Exercise aim> Search the listing below for the string "have" and copy every line where it occurs.

:: Records supplied ::

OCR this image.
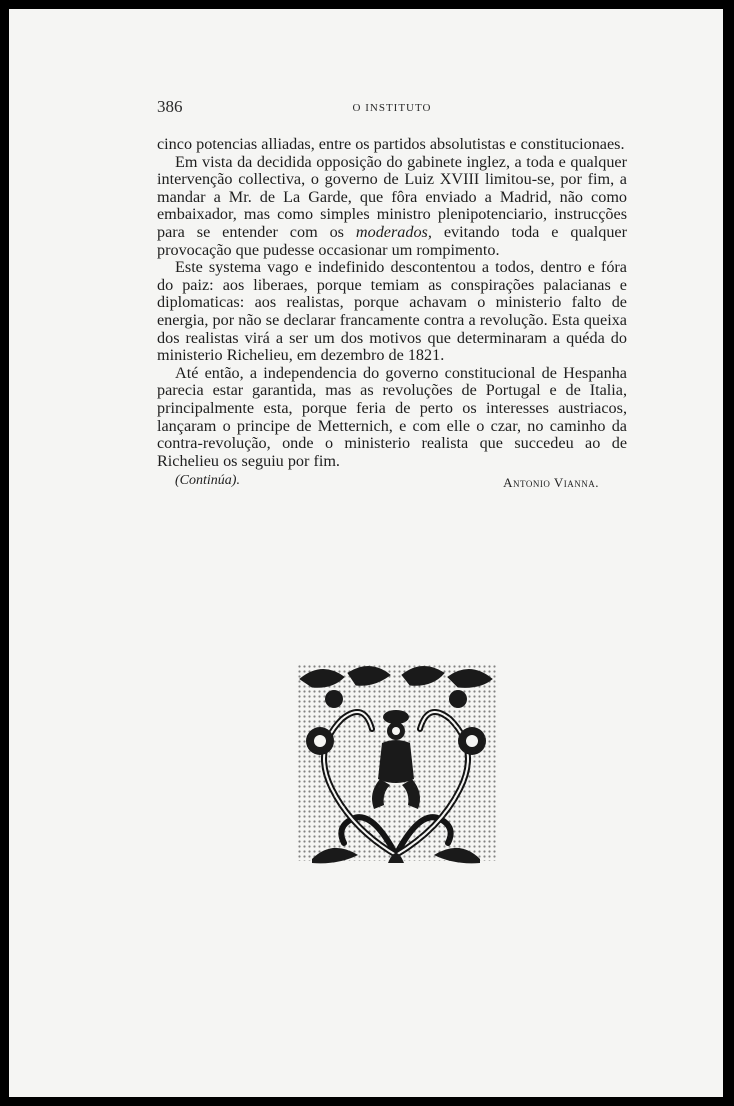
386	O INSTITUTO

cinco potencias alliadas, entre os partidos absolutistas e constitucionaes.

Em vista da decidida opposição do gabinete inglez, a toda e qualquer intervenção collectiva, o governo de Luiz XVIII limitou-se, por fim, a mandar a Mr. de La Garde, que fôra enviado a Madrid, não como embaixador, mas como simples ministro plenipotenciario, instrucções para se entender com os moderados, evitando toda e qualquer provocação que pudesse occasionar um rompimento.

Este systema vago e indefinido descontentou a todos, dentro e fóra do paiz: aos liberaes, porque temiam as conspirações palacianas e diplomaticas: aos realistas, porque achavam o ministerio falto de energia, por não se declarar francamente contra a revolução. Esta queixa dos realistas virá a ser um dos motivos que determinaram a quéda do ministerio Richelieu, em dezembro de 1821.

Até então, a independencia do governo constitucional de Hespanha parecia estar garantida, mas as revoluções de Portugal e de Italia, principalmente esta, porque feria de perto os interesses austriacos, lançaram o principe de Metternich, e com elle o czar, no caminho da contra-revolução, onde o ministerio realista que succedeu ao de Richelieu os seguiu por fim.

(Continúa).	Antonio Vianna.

:::
:: Records supplied ::

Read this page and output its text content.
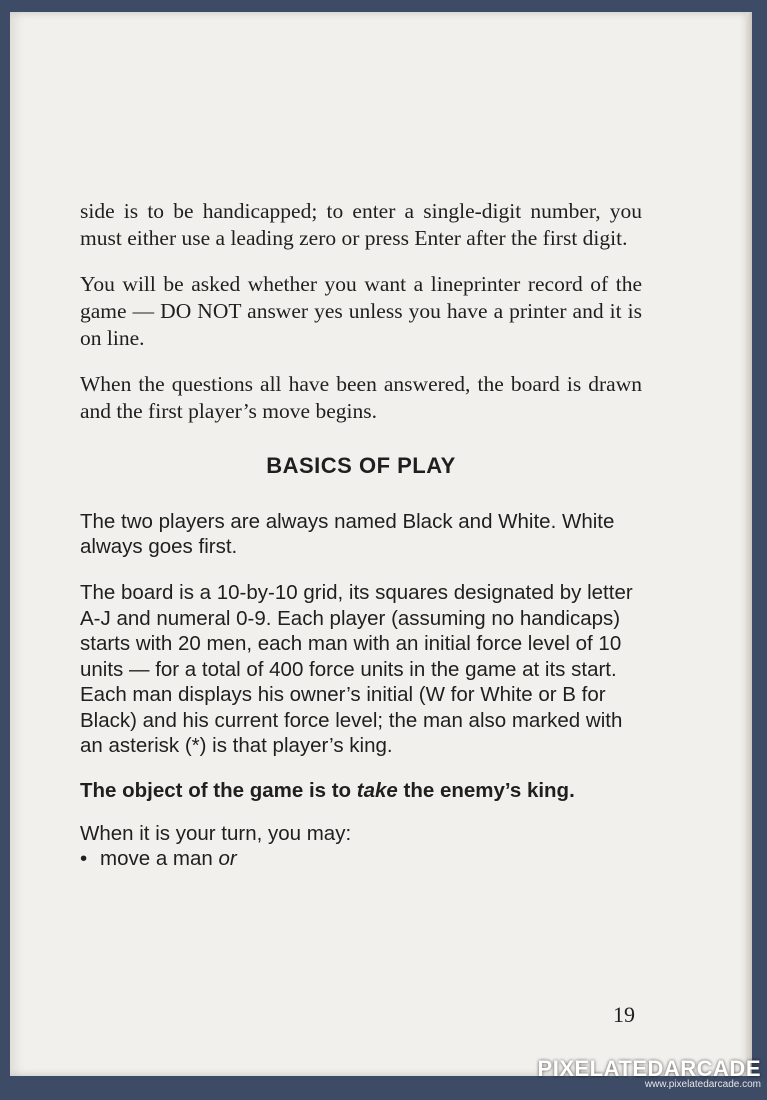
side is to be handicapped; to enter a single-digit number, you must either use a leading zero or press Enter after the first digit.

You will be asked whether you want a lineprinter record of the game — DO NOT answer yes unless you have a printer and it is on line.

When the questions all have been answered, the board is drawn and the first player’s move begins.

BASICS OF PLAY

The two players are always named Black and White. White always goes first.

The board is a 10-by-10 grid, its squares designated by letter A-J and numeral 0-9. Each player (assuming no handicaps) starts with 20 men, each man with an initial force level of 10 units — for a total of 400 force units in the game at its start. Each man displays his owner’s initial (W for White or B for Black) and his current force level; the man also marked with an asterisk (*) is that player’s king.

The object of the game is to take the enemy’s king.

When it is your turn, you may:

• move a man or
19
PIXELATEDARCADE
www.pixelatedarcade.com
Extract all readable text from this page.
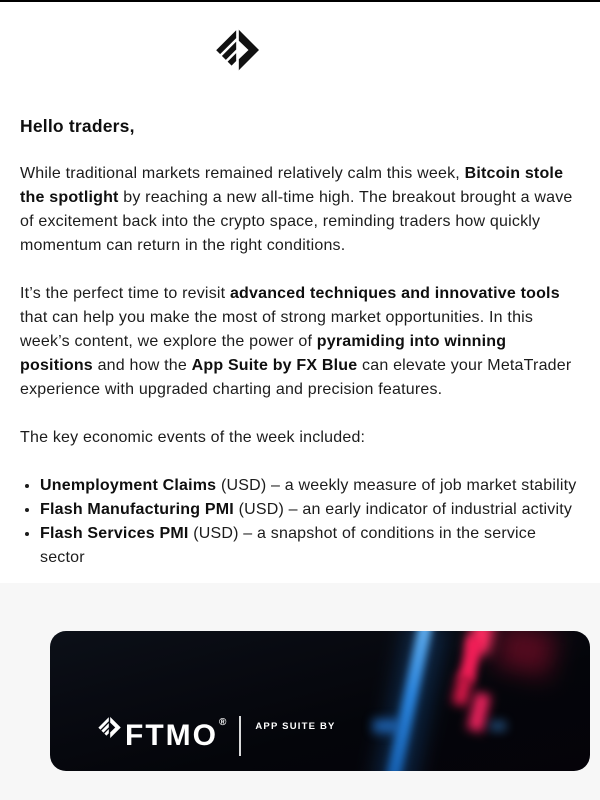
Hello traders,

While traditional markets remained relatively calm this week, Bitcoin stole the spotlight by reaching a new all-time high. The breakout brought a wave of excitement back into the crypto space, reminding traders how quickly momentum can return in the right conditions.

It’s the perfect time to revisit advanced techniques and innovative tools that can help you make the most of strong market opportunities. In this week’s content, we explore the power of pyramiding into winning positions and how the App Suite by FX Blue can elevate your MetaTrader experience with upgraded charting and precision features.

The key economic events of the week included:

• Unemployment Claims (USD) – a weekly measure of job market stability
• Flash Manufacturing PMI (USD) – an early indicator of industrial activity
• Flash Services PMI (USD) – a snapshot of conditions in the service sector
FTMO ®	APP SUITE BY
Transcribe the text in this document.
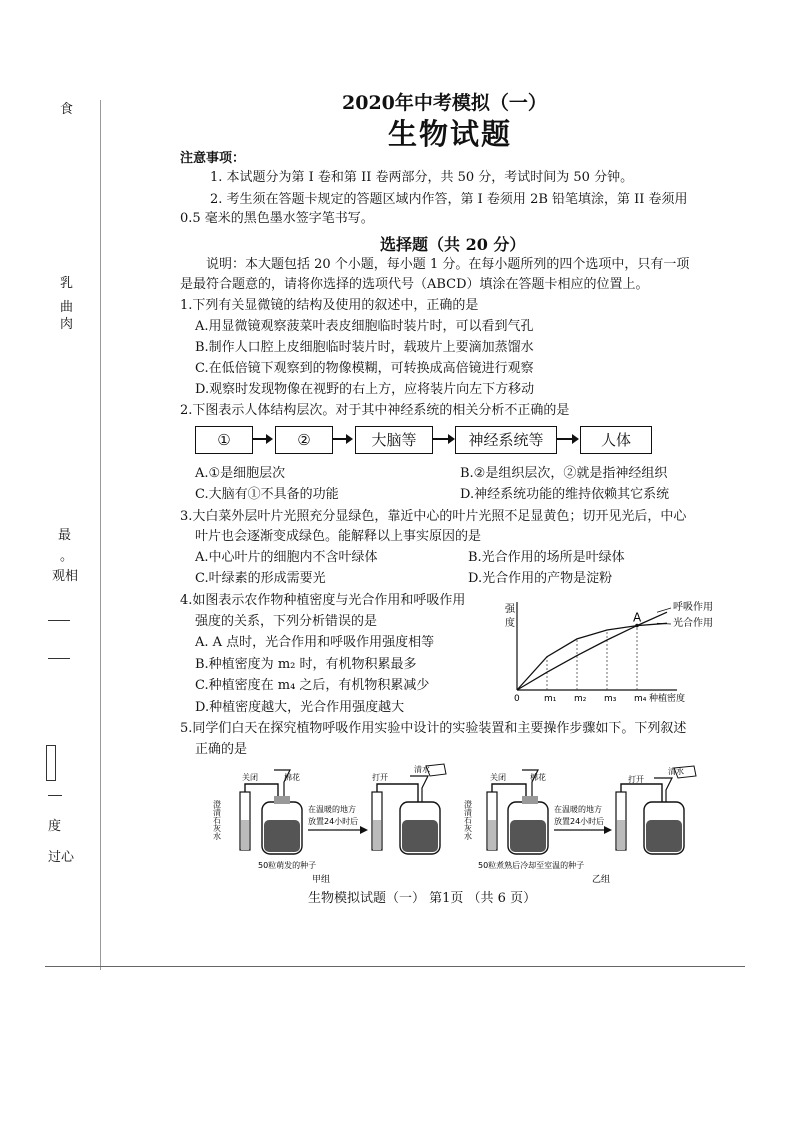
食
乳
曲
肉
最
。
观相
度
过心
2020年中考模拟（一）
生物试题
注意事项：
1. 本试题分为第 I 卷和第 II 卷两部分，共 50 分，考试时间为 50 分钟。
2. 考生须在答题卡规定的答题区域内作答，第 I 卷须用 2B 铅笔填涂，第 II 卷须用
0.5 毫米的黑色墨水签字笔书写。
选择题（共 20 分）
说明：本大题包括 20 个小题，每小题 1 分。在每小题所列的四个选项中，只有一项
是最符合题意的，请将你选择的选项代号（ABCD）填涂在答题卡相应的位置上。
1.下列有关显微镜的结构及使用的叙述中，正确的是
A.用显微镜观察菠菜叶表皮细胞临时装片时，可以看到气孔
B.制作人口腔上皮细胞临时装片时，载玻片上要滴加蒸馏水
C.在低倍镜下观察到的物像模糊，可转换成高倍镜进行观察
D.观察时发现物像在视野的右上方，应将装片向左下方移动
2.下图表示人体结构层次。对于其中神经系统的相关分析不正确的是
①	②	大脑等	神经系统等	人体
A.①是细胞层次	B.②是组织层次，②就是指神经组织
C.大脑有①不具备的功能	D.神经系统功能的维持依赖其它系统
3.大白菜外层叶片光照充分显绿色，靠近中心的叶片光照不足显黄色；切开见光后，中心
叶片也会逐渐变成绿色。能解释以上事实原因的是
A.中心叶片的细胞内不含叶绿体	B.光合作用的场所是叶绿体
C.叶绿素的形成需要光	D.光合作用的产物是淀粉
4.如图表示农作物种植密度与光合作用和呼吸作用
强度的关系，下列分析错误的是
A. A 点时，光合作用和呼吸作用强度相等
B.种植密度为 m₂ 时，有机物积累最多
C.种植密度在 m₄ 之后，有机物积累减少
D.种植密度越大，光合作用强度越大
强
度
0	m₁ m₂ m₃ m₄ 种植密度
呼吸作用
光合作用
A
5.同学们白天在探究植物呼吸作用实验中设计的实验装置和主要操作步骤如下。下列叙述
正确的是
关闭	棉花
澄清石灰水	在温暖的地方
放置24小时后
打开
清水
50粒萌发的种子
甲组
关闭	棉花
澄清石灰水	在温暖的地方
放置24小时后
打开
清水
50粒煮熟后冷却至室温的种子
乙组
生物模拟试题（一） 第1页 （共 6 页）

:::

The result>
You will be asked whether you want a lineprinter record of the game — DO NOT answer yes unless you have a printer and it is on line.
When the questions all have been answered, the board is drawn and the first player’s move begins.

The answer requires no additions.